━━ Supplied records
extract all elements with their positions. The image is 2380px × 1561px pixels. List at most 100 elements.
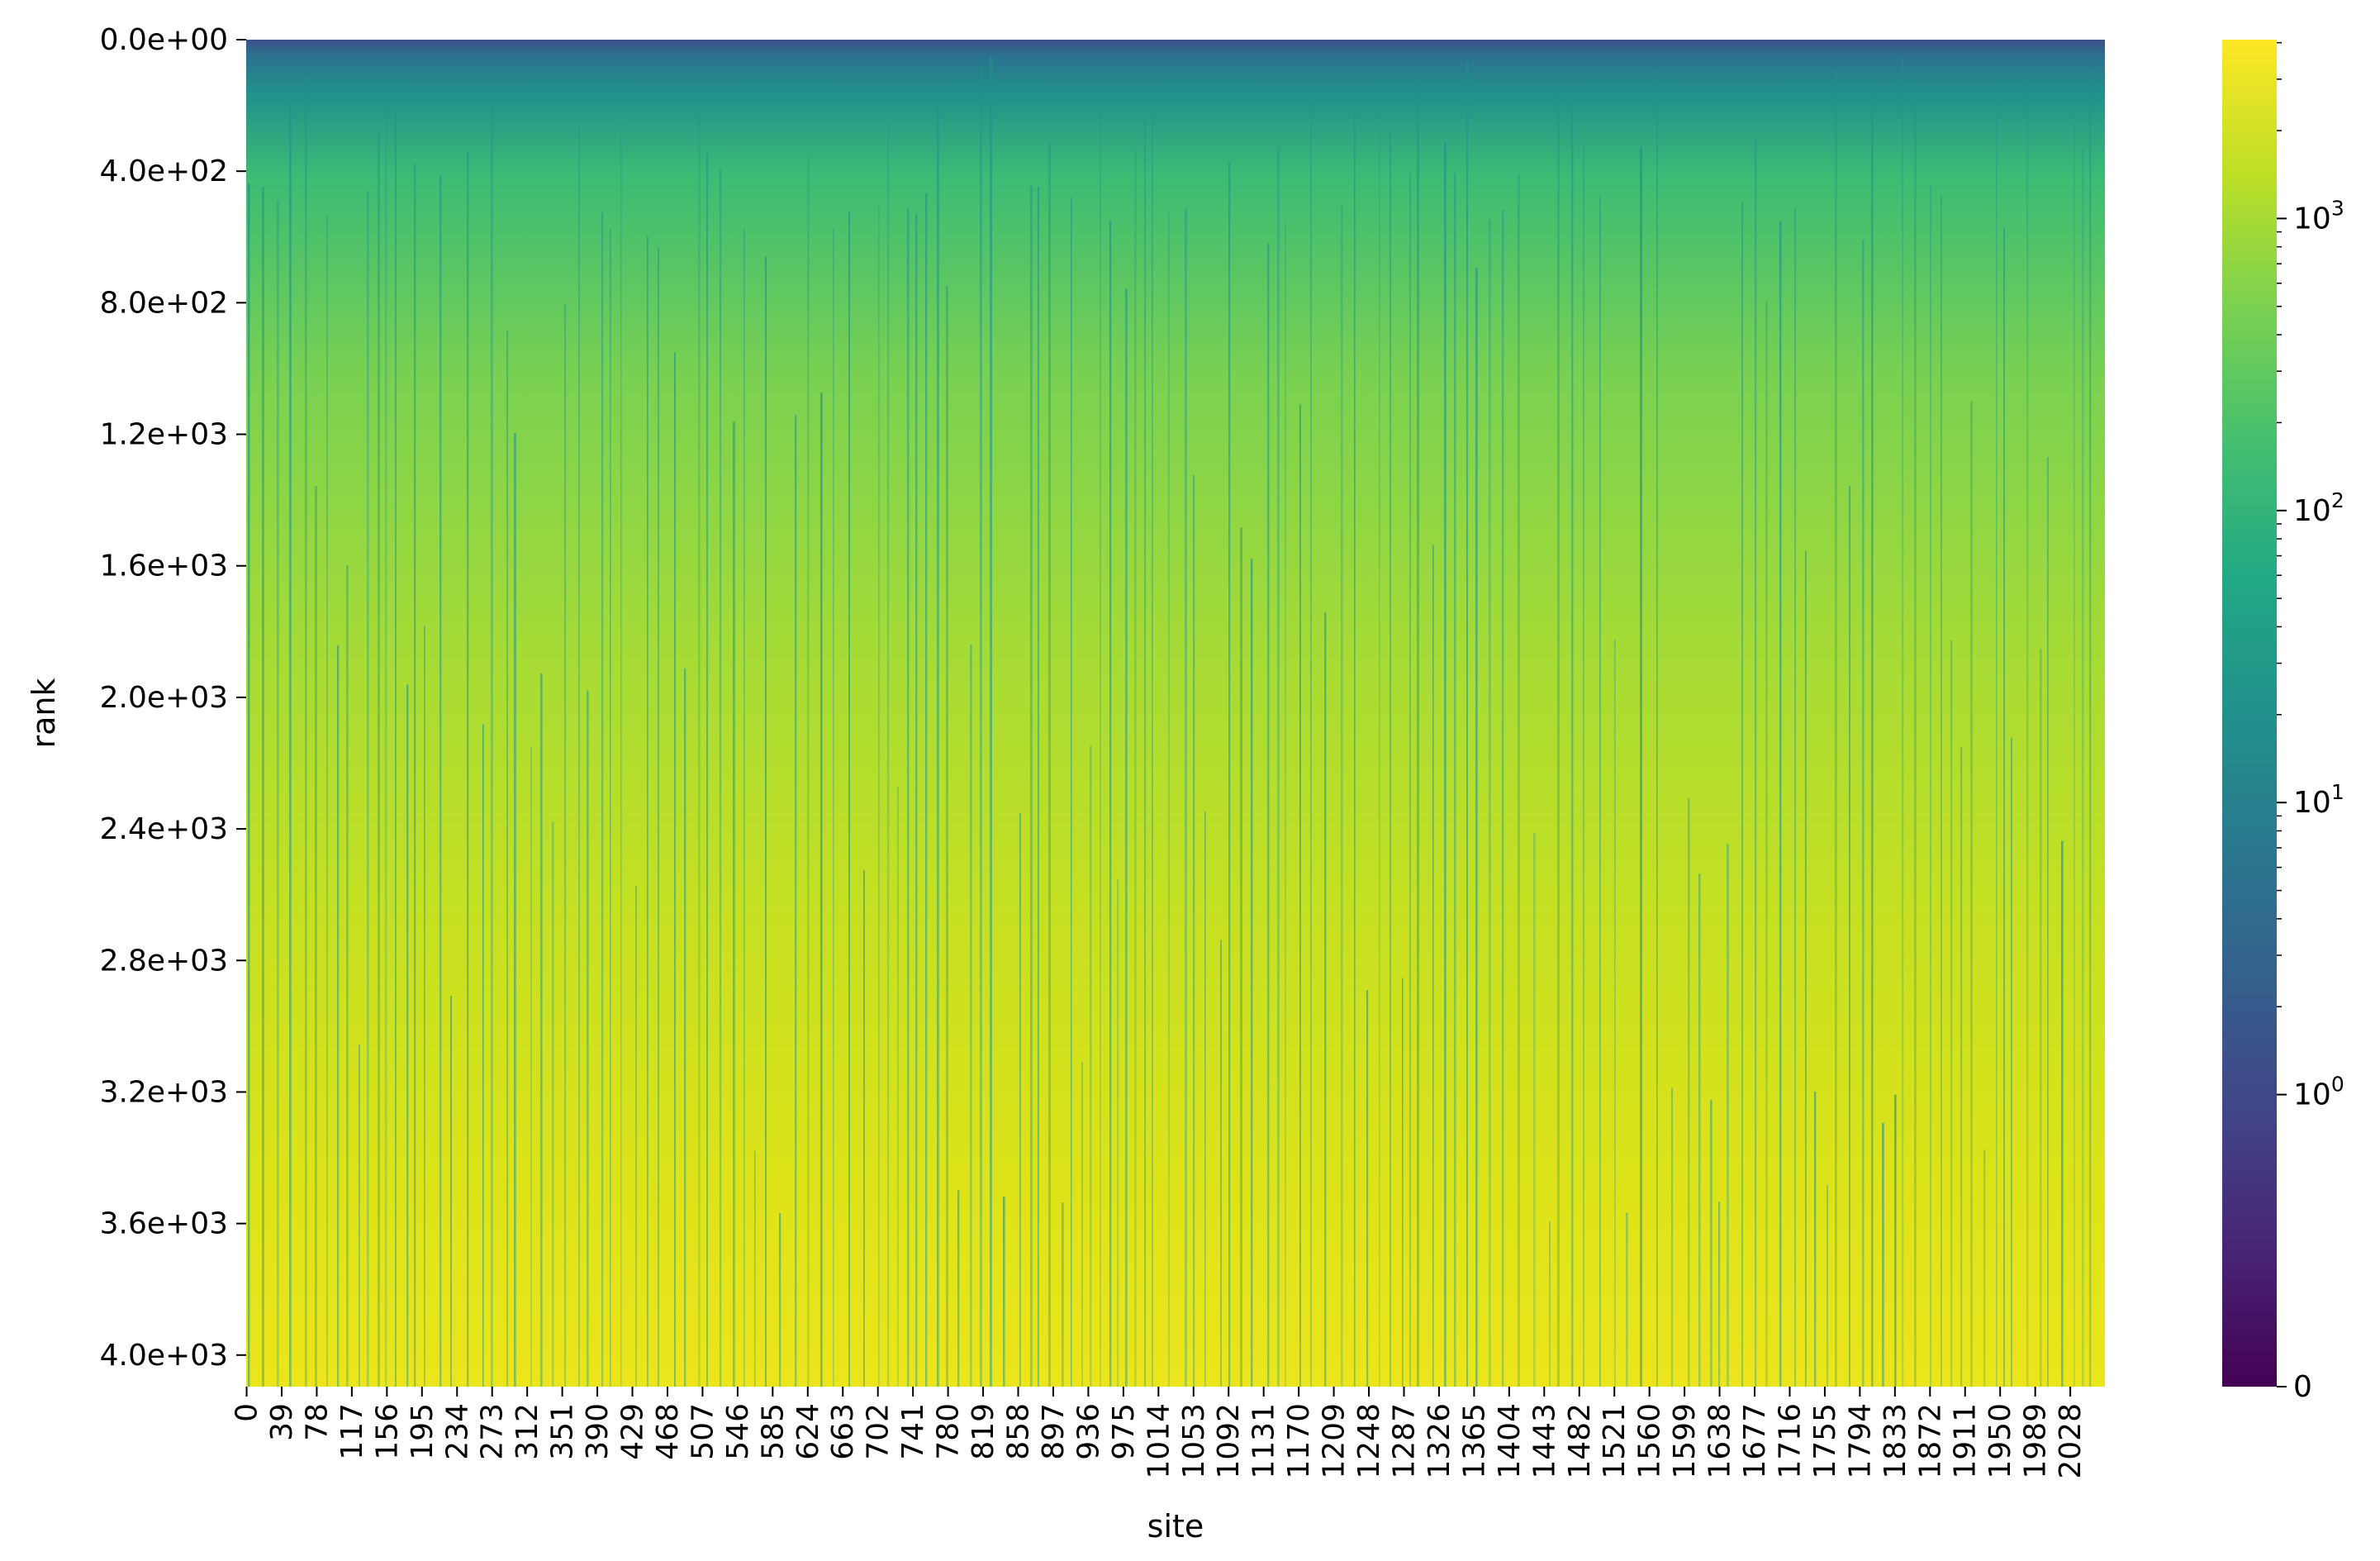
- heatmap-streak: [1656, 70, 1658, 1387]
- heatmap-streak: [1366, 990, 1369, 1387]
- x-tick-label: 390: [581, 1403, 615, 1460]
- heatmap-streak: [552, 821, 554, 1387]
- heatmap-streak: [1117, 878, 1119, 1387]
- heatmap-streak: [1835, 71, 1837, 1387]
- heatmap-streak: [620, 74, 622, 1387]
- x-tick-label: 663: [826, 1403, 860, 1460]
- heatmap-streak: [1914, 101, 1917, 1387]
- heatmap-streak: [1502, 209, 1504, 1387]
- heatmap-streak: [1390, 131, 1392, 1387]
- heatmap-streak: [674, 352, 676, 1387]
- heatmap-streak: [326, 216, 328, 1387]
- x-tick-label: 585: [756, 1403, 790, 1460]
- heatmap-streak: [1571, 100, 1574, 1387]
- x-tick-label: 1443: [1527, 1403, 1561, 1479]
- x-tick-label: 429: [616, 1403, 650, 1460]
- y-axis-title: rank: [26, 678, 62, 749]
- x-tick-label: 546: [721, 1403, 755, 1460]
- heatmap-streak: [1402, 978, 1404, 1387]
- heatmap-streak: [1902, 56, 1904, 1387]
- heatmap-streak: [414, 164, 416, 1387]
- heatmap-streak: [1193, 474, 1195, 1387]
- heatmap-streak: [878, 205, 880, 1387]
- heatmap-streak: [1475, 268, 1478, 1387]
- heatmap-streak: [2011, 737, 2012, 1387]
- heatmap-streak: [1030, 186, 1033, 1387]
- heatmap-streak: [1882, 1122, 1884, 1387]
- heatmap-streak: [601, 212, 604, 1387]
- x-tick-label: 507: [686, 1403, 720, 1460]
- heatmap-streak: [1960, 746, 1963, 1387]
- heatmap-streak: [1240, 527, 1242, 1387]
- heatmap-streak: [743, 228, 745, 1387]
- heatmap-streak: [658, 247, 659, 1387]
- heatmap-streak: [530, 746, 532, 1387]
- heatmap-streak: [970, 644, 972, 1387]
- heatmap-streak: [1310, 99, 1312, 1387]
- x-tick-label: 468: [651, 1403, 685, 1460]
- heatmap-streak: [1062, 1202, 1064, 1387]
- x-tick-label: 897: [1037, 1403, 1071, 1460]
- y-tick-label: 8.0e+02: [100, 286, 228, 320]
- heatmap-streak: [833, 228, 834, 1387]
- heatmap-streak: [897, 786, 899, 1387]
- heatmap-streak: [2026, 78, 2029, 1387]
- heatmap-streak: [406, 684, 409, 1387]
- y-tick-label: 2.4e+03: [100, 812, 228, 846]
- heatmap-streak: [1134, 150, 1137, 1387]
- x-tick-label: 1131: [1247, 1403, 1281, 1479]
- heatmap-streak: [610, 228, 611, 1387]
- y-tick-label: 0.0e+00: [100, 23, 228, 57]
- heatmap-streak: [1599, 197, 1601, 1387]
- heatmap-streak: [1324, 612, 1327, 1387]
- heatmap-streak: [367, 190, 369, 1387]
- heatmap-streak: [863, 870, 865, 1387]
- x-tick-label: 273: [476, 1403, 510, 1460]
- heatmap-streak: [698, 109, 701, 1387]
- heatmap-streak: [1267, 243, 1270, 1387]
- heatmap-streak: [848, 212, 850, 1387]
- heatmap-streak: [1038, 187, 1039, 1387]
- colorbar-tick-label: 102: [2293, 488, 2344, 528]
- heatmap-streak: [1109, 220, 1112, 1387]
- heatmap-streak: [720, 168, 722, 1387]
- heatmap-streak: [1285, 222, 1286, 1387]
- heatmap-streak: [2089, 69, 2092, 1387]
- colorbar-tick-label: 100: [2293, 1073, 2344, 1112]
- heatmap-streak: [1805, 550, 1807, 1387]
- heatmap-streak: [980, 65, 982, 1387]
- x-tick-label: 1911: [1949, 1403, 1983, 1479]
- x-tick-label: 195: [406, 1403, 439, 1460]
- heatmap-streak: [1970, 401, 1973, 1387]
- heatmap-streak: [2082, 148, 2084, 1387]
- y-tick-label: 1.6e+03: [100, 550, 228, 583]
- heatmap-streak: [807, 155, 810, 1387]
- heatmap-streak: [337, 645, 340, 1387]
- heatmap-streak: [1983, 1149, 1986, 1387]
- x-tick-label: 741: [896, 1403, 930, 1460]
- heatmap-streak: [1071, 197, 1072, 1387]
- heatmap-streak: [1710, 1099, 1713, 1387]
- heatmap-streak: [795, 415, 797, 1387]
- heatmap-top-band: [246, 40, 2105, 44]
- heatmap-streak: [907, 208, 910, 1387]
- heatmap-streak: [957, 1190, 960, 1387]
- heatmap-streak: [946, 286, 948, 1387]
- heatmap-streak: [1930, 184, 1932, 1387]
- colorbar-ticks: 0 100 101 102 103: [2277, 41, 2344, 1404]
- heatmap-streak: [1379, 103, 1380, 1387]
- heatmap-streak: [1185, 208, 1187, 1387]
- heatmap-streak: [1048, 142, 1051, 1387]
- x-tick-label: 819: [967, 1403, 1000, 1460]
- x-tick-label: 78: [300, 1403, 334, 1441]
- heatmap-streak: [1354, 107, 1356, 1387]
- heatmap-streak: [1466, 61, 1468, 1387]
- x-tick-label: 117: [335, 1403, 369, 1460]
- heatmap-streak: [395, 111, 397, 1387]
- heatmap-streak: [1204, 811, 1206, 1387]
- heatmap-streak: [1277, 147, 1280, 1387]
- heatmap-streak: [1779, 221, 1782, 1387]
- heatmap-streak: [1081, 1062, 1083, 1387]
- y-tick-label: 4.0e+03: [100, 1339, 228, 1373]
- heatmap-streak: [1454, 173, 1456, 1387]
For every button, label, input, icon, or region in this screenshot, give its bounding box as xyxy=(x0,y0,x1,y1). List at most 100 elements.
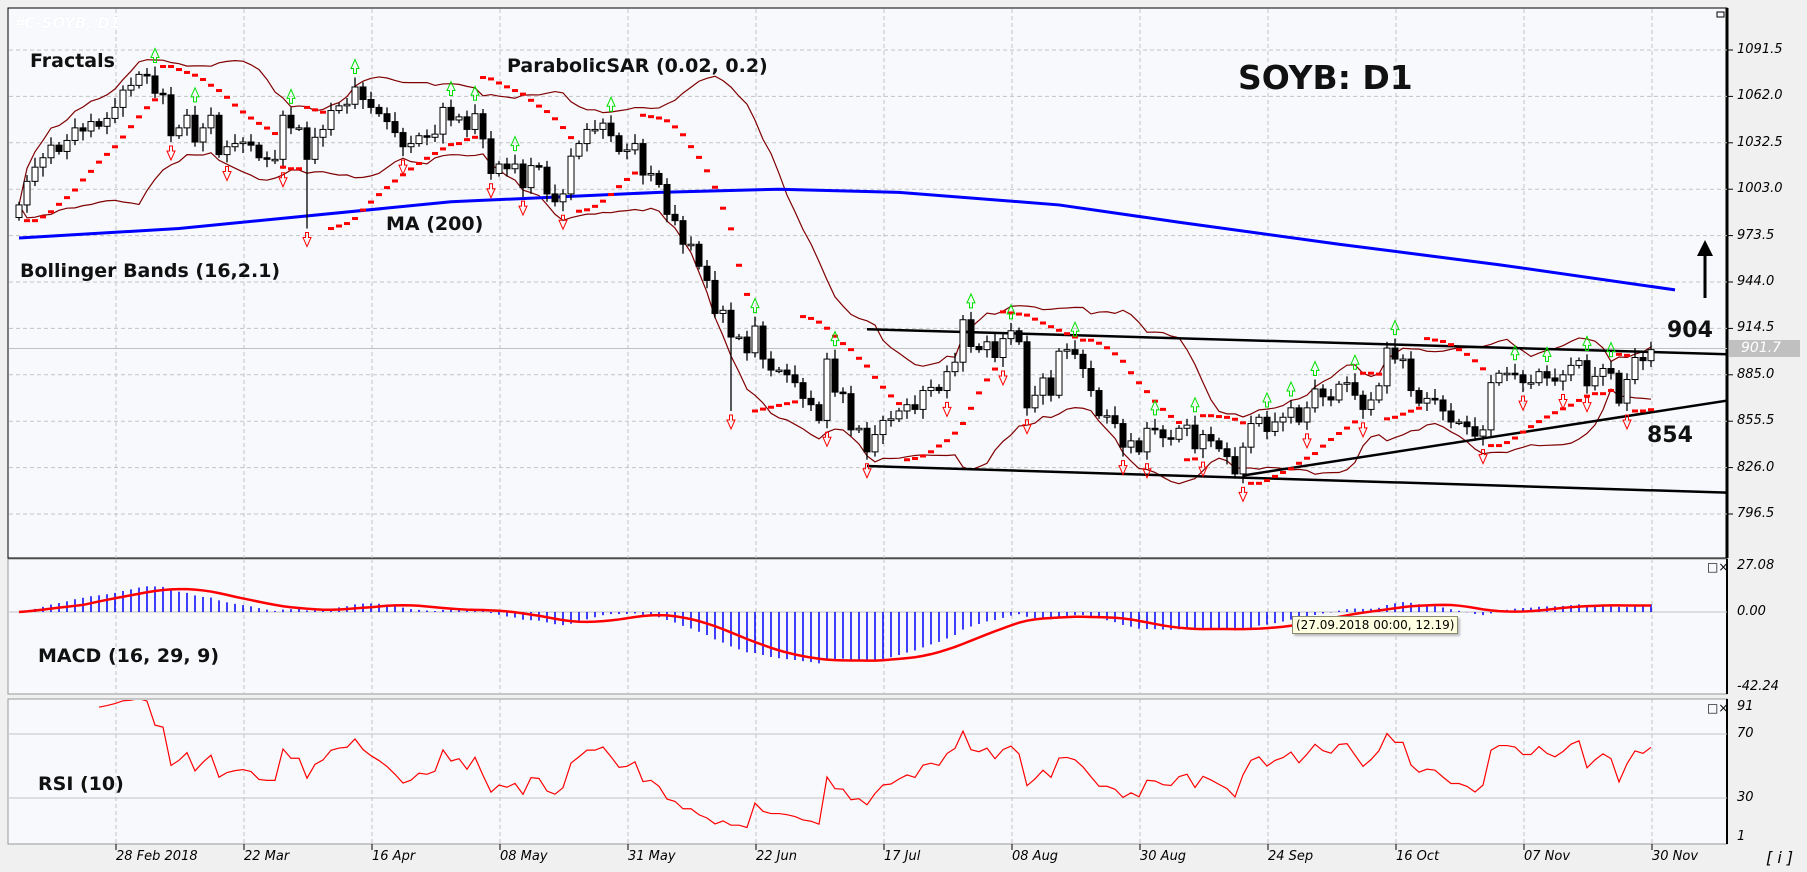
candle xyxy=(1247,415,1255,454)
fractal-up-icon xyxy=(1582,335,1592,351)
info-button[interactable]: [ i ] xyxy=(1766,848,1794,867)
candle-body-bearish xyxy=(911,404,919,410)
parabolic-sar-dot xyxy=(232,103,238,107)
parabolic-sar-dot xyxy=(1088,338,1094,342)
parabolic-sar-dot xyxy=(1592,392,1598,396)
candle-body-bearish xyxy=(55,144,63,152)
candle-body-bullish xyxy=(175,127,183,137)
candle-body-bearish xyxy=(1431,397,1439,401)
macd-tick-label: 27.08 xyxy=(1737,558,1775,573)
parabolic-sar-dot xyxy=(1384,417,1390,421)
parabolic-sar-dot xyxy=(512,89,518,93)
candle-body-bearish xyxy=(991,341,999,359)
candle-body-bearish xyxy=(975,345,983,351)
parabolic-sar-dot xyxy=(1128,371,1134,375)
parabolic-sar-dot xyxy=(1552,411,1558,415)
parabolic-sar-dot xyxy=(1144,390,1150,394)
fractal-down-icon xyxy=(942,401,952,418)
macd-tick-label: -42.24 xyxy=(1737,679,1779,694)
candle xyxy=(991,332,999,363)
parabolic-sar-dot xyxy=(288,167,294,171)
date-tick-label: 31 May xyxy=(628,849,676,864)
candle-body-bearish xyxy=(1607,368,1615,374)
parabolic-sar-dot xyxy=(216,89,222,93)
parabolic-sar-dot xyxy=(896,402,902,406)
parabolic-sar-dot xyxy=(784,402,790,406)
candle-body-bullish xyxy=(943,371,951,392)
parabolic-sar-dot xyxy=(856,356,862,360)
parabolic-sar-dot xyxy=(800,315,806,319)
candle xyxy=(1423,392,1431,411)
candle xyxy=(511,154,519,174)
parabolic-sar-dot xyxy=(1544,415,1550,419)
candle xyxy=(1375,382,1383,404)
current-price-label: 901.7 xyxy=(1729,340,1800,357)
candle xyxy=(1527,374,1535,389)
candle-body-bearish xyxy=(1015,330,1023,343)
candle-body-bearish xyxy=(679,220,687,245)
candle xyxy=(647,165,655,182)
parabolic-sar-dot xyxy=(224,95,230,99)
candle xyxy=(903,398,911,419)
candle-body-bearish xyxy=(1639,357,1647,362)
candle xyxy=(551,184,559,207)
fractal-up-icon xyxy=(1350,353,1360,370)
candle xyxy=(1335,381,1343,404)
parabolic-sar-dot xyxy=(1072,335,1078,339)
candle xyxy=(1143,421,1151,460)
candle xyxy=(1055,348,1063,399)
macd-tick-label: 0.00 xyxy=(1737,604,1766,619)
parabolic-sar-dot xyxy=(1136,381,1142,385)
fractal-up-icon xyxy=(830,330,840,347)
rsi-panel-buttons[interactable]: □× xyxy=(1707,701,1729,715)
resistance-level-label: 904 xyxy=(1667,318,1713,343)
date-tick-label: 28 Feb 2018 xyxy=(116,849,198,864)
parabolic-sar-dot xyxy=(1400,412,1406,416)
candle-body-bearish xyxy=(1615,372,1623,404)
macd-panel-buttons[interactable]: □× xyxy=(1707,560,1729,574)
candle-body-bullish xyxy=(623,149,631,152)
candle-body-bullish xyxy=(583,128,591,145)
fractal-up-icon xyxy=(1310,360,1320,377)
candle xyxy=(1103,409,1111,424)
rsi-plot xyxy=(98,700,1652,829)
parabolic-sar-dot xyxy=(736,263,742,267)
candle-body-bullish xyxy=(959,319,967,363)
candle-body-bullish xyxy=(1039,377,1047,396)
fractal-up-icon xyxy=(1606,341,1616,358)
fractal-up-icon xyxy=(190,86,200,103)
candle xyxy=(583,123,591,152)
rsi-panel[interactable] xyxy=(7,698,1728,845)
candle-body-bullish xyxy=(591,128,599,132)
symbol-watermark: #C-SOYB, D1 xyxy=(14,14,121,32)
fractal-up-icon xyxy=(1262,391,1272,408)
parabolic-sar-dot xyxy=(584,208,590,212)
candle-body-bullish xyxy=(919,390,927,410)
macd-tooltip: (27.09.2018 00:00, 12.19) xyxy=(1292,616,1459,634)
candle xyxy=(959,315,967,372)
candle xyxy=(1303,401,1311,430)
fractal-down-icon xyxy=(1358,422,1368,439)
parabolic-sar-dot xyxy=(1272,474,1278,478)
parabolic-sar-dot xyxy=(920,454,926,458)
candle xyxy=(1063,343,1071,360)
candle-body-bullish xyxy=(279,114,287,160)
candle-body-bullish xyxy=(47,144,55,159)
parabolic-sar-dot xyxy=(1624,353,1630,357)
parabolic-sar-dot xyxy=(392,179,398,183)
maximize-icon[interactable] xyxy=(1716,11,1725,18)
candle-body-bearish xyxy=(95,121,103,127)
candle-body-bearish xyxy=(671,213,679,222)
candle-body-bullish xyxy=(1527,382,1535,385)
candle-body-bearish xyxy=(1223,448,1231,458)
candle xyxy=(63,134,71,160)
parabolic-sar-dot xyxy=(960,422,966,426)
candle xyxy=(639,138,647,185)
candle-body-bearish xyxy=(391,121,399,134)
parabolic-sar-dot xyxy=(984,378,990,382)
candle xyxy=(255,142,263,161)
rsi-tick-label: 70 xyxy=(1737,726,1754,741)
candle xyxy=(711,270,719,319)
candle-body-bearish xyxy=(1327,396,1335,401)
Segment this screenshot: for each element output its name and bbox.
━━━━
◆ Problem description
Put the lines of the data into a JSON list of strings, beginning with the line that contains "candle xyxy=(1247,415,1255,454)" and continuing through the line that contains "candle xyxy=(903,398,911,419)". Use one string per line and leave out any blank lines.

◆ Result
[
  "candle xyxy=(1247,415,1255,454)",
  "fractal-up-icon xyxy=(1582,335,1592,351)",
  "info-button[interactable]: [ i ] xyxy=(1766,848,1794,867)",
  "candle-body-bearish xyxy=(911,404,919,410)",
  "parabolic-sar-dot xyxy=(232,103,238,107)",
  "parabolic-sar-dot xyxy=(1088,338,1094,342)",
  "parabolic-sar-dot xyxy=(1592,392,1598,396)",
  "candle-body-bearish xyxy=(55,144,63,152)",
  "candle-body-bullish xyxy=(175,127,183,137)",
  "candle-body-bearish xyxy=(1431,397,1439,401)",
  "macd-tick-label: 27.08 xyxy=(1737,558,1775,573)",
  "parabolic-sar-dot xyxy=(1384,417,1390,421)",
  "parabolic-sar-dot xyxy=(512,89,518,93)",
  "candle-body-bearish xyxy=(991,341,999,359)",
  "candle-body-bearish xyxy=(975,345,983,351)",
  "parabolic-sar-dot xyxy=(1128,371,1134,375)",
  "parabolic-sar-dot xyxy=(1552,411,1558,415)",
  "parabolic-sar-dot xyxy=(1144,390,1150,394)",
  "fractal-down-icon xyxy=(942,401,952,418)",
  "macd-tick-label: -42.24 xyxy=(1737,679,1779,694)",
  "candle xyxy=(991,332,999,363)",
  "parabolic-sar-dot xyxy=(288,167,294,171)",
  "date-tick-label: 31 May xyxy=(628,849,676,864)",
  "candle-body-bearish xyxy=(1607,368,1615,374)",
  "parabolic-sar-dot xyxy=(216,89,222,93)",
  "parabolic-sar-dot xyxy=(896,402,902,406)",
  "parabolic-sar-dot xyxy=(784,402,790,406)",
  "candle-body-bullish xyxy=(943,371,951,392)",
  "parabolic-sar-dot xyxy=(856,356,862,360)",
  "parabolic-sar-dot xyxy=(800,315,806,319)",
  "candle xyxy=(1423,392,1431,411)",
  "candle xyxy=(511,154,519,174)",
  "parabolic-sar-dot xyxy=(1544,415,1550,419)",
  "candle xyxy=(1375,382,1383,404)",
  "current-price-label: 901.7 xyxy=(1729,340,1800,357)",
  "candle xyxy=(1527,374,1535,389)",
  "candle-body-bearish xyxy=(1015,330,1023,343)",
  "candle-body-bearish xyxy=(679,220,687,245)",
  "candle xyxy=(647,165,655,182)",
  "parabolic-sar-dot xyxy=(224,95,230,99)",
  "candle xyxy=(903,398,911,419)"
]